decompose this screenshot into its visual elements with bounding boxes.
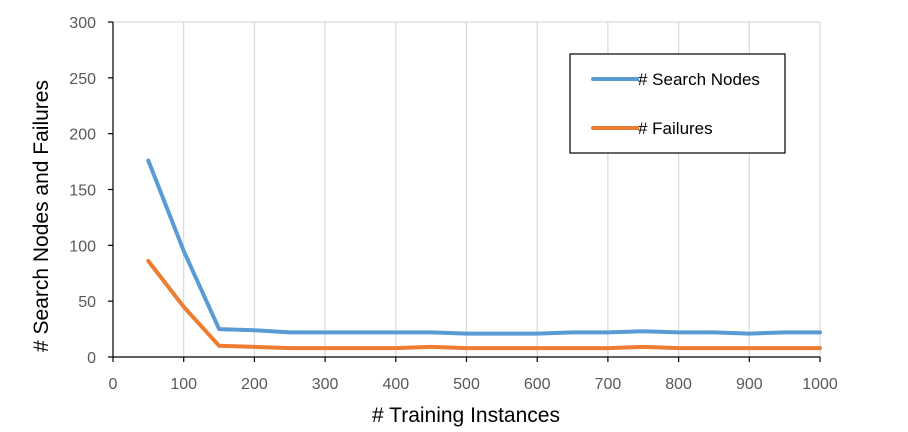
y-tick-label: 0 [87, 350, 96, 367]
x-tick-label: 100 [170, 376, 197, 393]
tick-labels: 0 50 100 150 200 250 300 0 100 200 300 400 500 600 700… [69, 15, 838, 393]
y-tick-label: 250 [69, 71, 96, 88]
x-tick-label: 800 [665, 376, 692, 393]
legend-box [569, 53, 786, 154]
series-lines [146, 158, 822, 351]
x-tick-label: 500 [453, 376, 480, 393]
y-tick-label: 300 [69, 15, 96, 32]
x-tick-label: 300 [312, 376, 339, 393]
x-tick-label: 200 [241, 376, 268, 393]
y-tick-label: 150 [69, 183, 96, 200]
legend: # Search Nodes # Failures [569, 53, 786, 154]
y-tick-label: 200 [69, 127, 96, 144]
x-tick-label: 400 [382, 376, 409, 393]
y-tick-label: 50 [78, 294, 96, 311]
y-axis-title: # Search Nodes and Failures [30, 80, 53, 352]
x-tick-label: 600 [524, 376, 551, 393]
x-tick-label: 700 [595, 376, 622, 393]
x-tick-label: 1000 [802, 376, 838, 393]
legend-label-failures: # Failures [638, 119, 713, 138]
x-tick-label: 0 [109, 376, 118, 393]
y-tick-label: 100 [69, 238, 96, 255]
series-line-failures [146, 259, 822, 351]
axes [108, 21, 821, 362]
x-axis-title: # Training Instances [372, 404, 560, 427]
series-line-search-nodes [146, 158, 822, 336]
x-tick-label: 900 [736, 376, 763, 393]
legend-label-search-nodes: # Search Nodes [638, 70, 760, 89]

#####

--- Aim ---
Please print the lines of the entries above without any change, starting at the line that contains "y-tick-label: 0 [87, 350, 96, 367]" and ending at the last line of the entries, with both of those lines included.

--- Task answer ---
y-tick-label: 0 [87, 350, 96, 367]
x-tick-label: 100 [170, 376, 197, 393]
tick-labels: 0 50 100 150 200 250 300 0 100 200 300 400 500 600 700… [69, 15, 838, 393]
y-tick-label: 250 [69, 71, 96, 88]
x-tick-label: 800 [665, 376, 692, 393]
legend-box [569, 53, 786, 154]
series-lines [146, 158, 822, 351]
x-tick-label: 500 [453, 376, 480, 393]
y-tick-label: 300 [69, 15, 96, 32]
x-tick-label: 300 [312, 376, 339, 393]
x-tick-label: 200 [241, 376, 268, 393]
y-tick-label: 150 [69, 183, 96, 200]
legend: # Search Nodes # Failures [569, 53, 786, 154]
y-tick-label: 200 [69, 127, 96, 144]
x-tick-label: 400 [382, 376, 409, 393]
y-tick-label: 50 [78, 294, 96, 311]
y-axis-title: # Search Nodes and Failures [30, 80, 53, 352]
x-tick-label: 600 [524, 376, 551, 393]
x-tick-label: 700 [595, 376, 622, 393]
x-tick-label: 1000 [802, 376, 838, 393]
legend-label-failures: # Failures [638, 119, 713, 138]
x-tick-label: 0 [109, 376, 118, 393]
y-tick-label: 100 [69, 238, 96, 255]
series-line-failures [146, 259, 822, 351]
axes [108, 21, 821, 362]
x-axis-title: # Training Instances [372, 404, 560, 427]
series-line-search-nodes [146, 158, 822, 336]
x-tick-label: 900 [736, 376, 763, 393]
legend-label-search-nodes: # Search Nodes [638, 70, 760, 89]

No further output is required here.